Exercise: Show all lines holding the string "this".

================================

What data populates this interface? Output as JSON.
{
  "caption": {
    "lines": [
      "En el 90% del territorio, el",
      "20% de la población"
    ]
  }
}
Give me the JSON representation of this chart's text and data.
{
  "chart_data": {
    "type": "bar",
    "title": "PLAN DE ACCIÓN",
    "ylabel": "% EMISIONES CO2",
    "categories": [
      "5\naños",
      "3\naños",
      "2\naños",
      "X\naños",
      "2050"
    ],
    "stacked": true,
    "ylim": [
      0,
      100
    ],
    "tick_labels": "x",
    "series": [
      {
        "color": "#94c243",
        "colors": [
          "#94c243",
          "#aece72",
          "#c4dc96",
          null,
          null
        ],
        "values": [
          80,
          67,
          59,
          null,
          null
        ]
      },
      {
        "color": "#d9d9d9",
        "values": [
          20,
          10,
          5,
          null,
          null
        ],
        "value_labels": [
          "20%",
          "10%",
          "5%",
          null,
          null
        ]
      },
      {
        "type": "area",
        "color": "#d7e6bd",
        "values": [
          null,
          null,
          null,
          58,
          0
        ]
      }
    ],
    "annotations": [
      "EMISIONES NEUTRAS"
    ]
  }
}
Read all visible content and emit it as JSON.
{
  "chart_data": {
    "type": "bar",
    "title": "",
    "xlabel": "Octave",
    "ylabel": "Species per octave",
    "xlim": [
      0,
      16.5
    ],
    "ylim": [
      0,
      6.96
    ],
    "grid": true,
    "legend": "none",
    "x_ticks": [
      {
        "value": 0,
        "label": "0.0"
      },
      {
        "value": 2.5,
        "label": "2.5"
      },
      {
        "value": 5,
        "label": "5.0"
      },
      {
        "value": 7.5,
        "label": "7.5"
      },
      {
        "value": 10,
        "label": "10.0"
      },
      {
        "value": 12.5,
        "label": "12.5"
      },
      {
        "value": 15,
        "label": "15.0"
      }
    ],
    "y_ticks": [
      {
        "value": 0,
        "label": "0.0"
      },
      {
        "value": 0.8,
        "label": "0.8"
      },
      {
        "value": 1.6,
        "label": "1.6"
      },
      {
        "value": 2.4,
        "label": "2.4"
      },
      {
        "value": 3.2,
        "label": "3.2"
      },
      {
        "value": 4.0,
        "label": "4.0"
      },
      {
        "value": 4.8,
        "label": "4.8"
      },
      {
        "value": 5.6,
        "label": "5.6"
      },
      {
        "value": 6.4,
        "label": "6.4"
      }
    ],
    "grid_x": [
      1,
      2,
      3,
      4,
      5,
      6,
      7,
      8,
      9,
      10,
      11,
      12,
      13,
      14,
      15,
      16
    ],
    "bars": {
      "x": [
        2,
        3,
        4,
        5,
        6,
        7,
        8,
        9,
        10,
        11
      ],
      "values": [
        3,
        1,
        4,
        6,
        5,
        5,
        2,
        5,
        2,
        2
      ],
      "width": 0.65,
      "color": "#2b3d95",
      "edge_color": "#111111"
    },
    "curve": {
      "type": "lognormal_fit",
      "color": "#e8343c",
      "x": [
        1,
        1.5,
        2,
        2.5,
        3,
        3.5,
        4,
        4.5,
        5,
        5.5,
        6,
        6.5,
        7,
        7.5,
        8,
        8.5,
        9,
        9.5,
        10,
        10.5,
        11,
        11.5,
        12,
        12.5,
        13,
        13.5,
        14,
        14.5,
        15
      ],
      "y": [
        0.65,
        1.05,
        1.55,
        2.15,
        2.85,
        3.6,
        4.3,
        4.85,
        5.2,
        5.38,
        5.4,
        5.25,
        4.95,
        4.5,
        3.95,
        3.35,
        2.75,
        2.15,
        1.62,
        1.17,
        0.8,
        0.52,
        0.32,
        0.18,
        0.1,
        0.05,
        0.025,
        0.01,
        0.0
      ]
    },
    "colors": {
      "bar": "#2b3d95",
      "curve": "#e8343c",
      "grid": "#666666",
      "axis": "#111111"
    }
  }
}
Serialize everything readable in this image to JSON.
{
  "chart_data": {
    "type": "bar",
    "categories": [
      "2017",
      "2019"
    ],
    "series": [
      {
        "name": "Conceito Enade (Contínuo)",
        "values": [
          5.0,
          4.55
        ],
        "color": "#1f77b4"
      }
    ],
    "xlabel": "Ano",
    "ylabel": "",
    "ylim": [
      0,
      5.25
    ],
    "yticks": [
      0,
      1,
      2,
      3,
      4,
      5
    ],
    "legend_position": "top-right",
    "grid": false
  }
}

================================

Solution to the exercise:
What data populates this interface? Output as JSON.
Give me the JSON representation of this chart's text and data.
Serialize everything readable in this image to JSON.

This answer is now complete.